DIRECTIONS:
Copy out all the records exactly.

[Begin]

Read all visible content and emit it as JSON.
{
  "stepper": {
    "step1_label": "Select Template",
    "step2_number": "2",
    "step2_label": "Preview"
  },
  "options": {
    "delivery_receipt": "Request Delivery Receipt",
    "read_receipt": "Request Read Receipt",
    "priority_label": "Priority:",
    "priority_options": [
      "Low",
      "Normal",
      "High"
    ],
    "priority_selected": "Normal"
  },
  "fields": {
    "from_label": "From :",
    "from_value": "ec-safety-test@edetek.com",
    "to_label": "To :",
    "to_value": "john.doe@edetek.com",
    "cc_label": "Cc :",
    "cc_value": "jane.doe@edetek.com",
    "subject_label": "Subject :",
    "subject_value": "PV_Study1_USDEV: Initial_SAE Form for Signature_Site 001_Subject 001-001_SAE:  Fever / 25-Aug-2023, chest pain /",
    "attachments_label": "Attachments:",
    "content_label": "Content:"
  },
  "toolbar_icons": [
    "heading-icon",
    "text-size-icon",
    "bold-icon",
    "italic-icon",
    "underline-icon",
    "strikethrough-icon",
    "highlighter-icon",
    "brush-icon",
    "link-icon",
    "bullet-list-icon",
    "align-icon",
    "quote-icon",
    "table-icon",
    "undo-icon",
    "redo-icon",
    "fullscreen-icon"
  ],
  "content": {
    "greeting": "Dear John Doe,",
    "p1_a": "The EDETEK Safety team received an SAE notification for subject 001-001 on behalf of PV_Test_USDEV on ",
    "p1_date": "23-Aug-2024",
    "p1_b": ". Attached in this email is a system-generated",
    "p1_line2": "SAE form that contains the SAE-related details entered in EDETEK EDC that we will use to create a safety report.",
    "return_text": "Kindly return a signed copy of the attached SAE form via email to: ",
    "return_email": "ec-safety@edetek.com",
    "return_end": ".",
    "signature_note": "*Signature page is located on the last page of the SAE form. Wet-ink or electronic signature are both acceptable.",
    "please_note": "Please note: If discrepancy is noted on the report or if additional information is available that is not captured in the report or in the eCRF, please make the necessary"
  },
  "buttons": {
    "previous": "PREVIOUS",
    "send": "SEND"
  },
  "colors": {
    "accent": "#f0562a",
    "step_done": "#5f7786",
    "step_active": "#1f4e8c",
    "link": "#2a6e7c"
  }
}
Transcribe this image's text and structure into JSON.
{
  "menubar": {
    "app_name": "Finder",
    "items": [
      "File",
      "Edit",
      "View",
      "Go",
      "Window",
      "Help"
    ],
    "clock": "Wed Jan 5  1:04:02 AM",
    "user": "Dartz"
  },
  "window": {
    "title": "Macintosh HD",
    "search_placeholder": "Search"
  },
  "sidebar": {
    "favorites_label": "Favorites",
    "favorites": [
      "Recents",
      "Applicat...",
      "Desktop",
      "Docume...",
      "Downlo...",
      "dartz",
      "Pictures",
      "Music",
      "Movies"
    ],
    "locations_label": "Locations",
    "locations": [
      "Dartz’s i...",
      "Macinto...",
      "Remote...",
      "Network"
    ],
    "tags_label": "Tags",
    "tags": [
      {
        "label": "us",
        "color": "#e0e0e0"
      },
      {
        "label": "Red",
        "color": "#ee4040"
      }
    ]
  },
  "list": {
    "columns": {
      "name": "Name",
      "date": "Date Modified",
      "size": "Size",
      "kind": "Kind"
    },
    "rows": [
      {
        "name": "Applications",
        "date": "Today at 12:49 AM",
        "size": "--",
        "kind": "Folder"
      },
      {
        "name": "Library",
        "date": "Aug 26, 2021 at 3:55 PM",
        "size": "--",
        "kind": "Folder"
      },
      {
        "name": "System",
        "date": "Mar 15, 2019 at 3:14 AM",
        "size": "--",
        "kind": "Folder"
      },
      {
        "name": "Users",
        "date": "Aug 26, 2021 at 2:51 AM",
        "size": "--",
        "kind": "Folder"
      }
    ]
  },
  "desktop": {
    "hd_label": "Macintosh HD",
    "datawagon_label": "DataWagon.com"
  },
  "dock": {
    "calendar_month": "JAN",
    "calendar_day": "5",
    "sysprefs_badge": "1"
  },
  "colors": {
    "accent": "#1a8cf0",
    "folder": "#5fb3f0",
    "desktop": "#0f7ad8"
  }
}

[End]

RESPONSE FOR THIS EXERCISE:
Read all visible content and emit it as JSON.
{
  "stepper": {
    "step1_label": "Select Template",
    "step2_number": "2",
    "step2_label": "Preview"
  },
  "options": {
    "delivery_receipt": "Request Delivery Receipt",
    "read_receipt": "Request Read Receipt",
    "priority_label": "Priority:",
    "priority_options": [
      "Low",
      "Normal",
      "High"
    ],
    "priority_selected": "Normal"
  },
  "fields": {
    "from_label": "From :",
    "from_value": "ec-safety-test@edetek.com",
    "to_label": "To :",
    "to_value": "john.doe@edetek.com",
    "cc_label": "Cc :",
    "cc_value": "jane.doe@edetek.com",
    "subject_label": "Subject :",
    "subject_value": "PV_Study1_USDEV: Initial_SAE Form for Signature_Site 001_Subject 001-001_SAE:  Fever / 25-Aug-2023, chest pain /",
    "attachments_label": "Attachments:",
    "content_label": "Content:"
  },
  "toolbar_icons": [
    "heading-icon",
    "text-size-icon",
    "bold-icon",
    "italic-icon",
    "underline-icon",
    "strikethrough-icon",
    "highlighter-icon",
    "brush-icon",
    "link-icon",
    "bullet-list-icon",
    "align-icon",
    "quote-icon",
    "table-icon",
    "undo-icon",
    "redo-icon",
    "fullscreen-icon"
  ],
  "content": {
    "greeting": "Dear John Doe,",
    "p1_a": "The EDETEK Safety team received an SAE notification for subject 001-001 on behalf of PV_Test_USDEV on ",
    "p1_date": "23-Aug-2024",
    "p1_b": ". Attached in this email is a system-generated",
    "p1_line2": "SAE form that contains the SAE-related details entered in EDETEK EDC that we will use to create a safety report.",
    "return_text": "Kindly return a signed copy of the attached SAE form via email to: ",
    "return_email": "ec-safety@edetek.com",
    "return_end": ".",
    "signature_note": "*Signature page is located on the last page of the SAE form. Wet-ink or electronic signature are both acceptable.",
    "please_note": "Please note: If discrepancy is noted on the report or if additional information is available that is not captured in the report or in the eCRF, please make the necessary"
  },
  "buttons": {
    "previous": "PREVIOUS",
    "send": "SEND"
  },
  "colors": {
    "accent": "#f0562a",
    "step_done": "#5f7786",
    "step_active": "#1f4e8c",
    "link": "#2a6e7c"
  }
}
Transcribe this image's text and structure into JSON.
{
  "menubar": {
    "app_name": "Finder",
    "items": [
      "File",
      "Edit",
      "View",
      "Go",
      "Window",
      "Help"
    ],
    "clock": "Wed Jan 5  1:04:02 AM",
    "user": "Dartz"
  },
  "window": {
    "title": "Macintosh HD",
    "search_placeholder": "Search"
  },
  "sidebar": {
    "favorites_label": "Favorites",
    "favorites": [
      "Recents",
      "Applicat...",
      "Desktop",
      "Docume...",
      "Downlo...",
      "dartz",
      "Pictures",
      "Music",
      "Movies"
    ],
    "locations_label": "Locations",
    "locations": [
      "Dartz’s i...",
      "Macinto...",
      "Remote...",
      "Network"
    ],
    "tags_label": "Tags",
    "tags": [
      {
        "label": "us",
        "color": "#e0e0e0"
      },
      {
        "label": "Red",
        "color": "#ee4040"
      }
    ]
  },
  "list": {
    "columns": {
      "name": "Name",
      "date": "Date Modified",
      "size": "Size",
      "kind": "Kind"
    },
    "rows": [
      {
        "name": "Applications",
        "date": "Today at 12:49 AM",
        "size": "--",
        "kind": "Folder"
      },
      {
        "name": "Library",
        "date": "Aug 26, 2021 at 3:55 PM",
        "size": "--",
        "kind": "Folder"
      },
      {
        "name": "System",
        "date": "Mar 15, 2019 at 3:14 AM",
        "size": "--",
        "kind": "Folder"
      },
      {
        "name": "Users",
        "date": "Aug 26, 2021 at 2:51 AM",
        "size": "--",
        "kind": "Folder"
      }
    ]
  },
  "desktop": {
    "hd_label": "Macintosh HD",
    "datawagon_label": "DataWagon.com"
  },
  "dock": {
    "calendar_month": "JAN",
    "calendar_day": "5",
    "sysprefs_badge": "1"
  },
  "colors": {
    "accent": "#1a8cf0",
    "folder": "#5fb3f0",
    "desktop": "#0f7ad8"
  }
}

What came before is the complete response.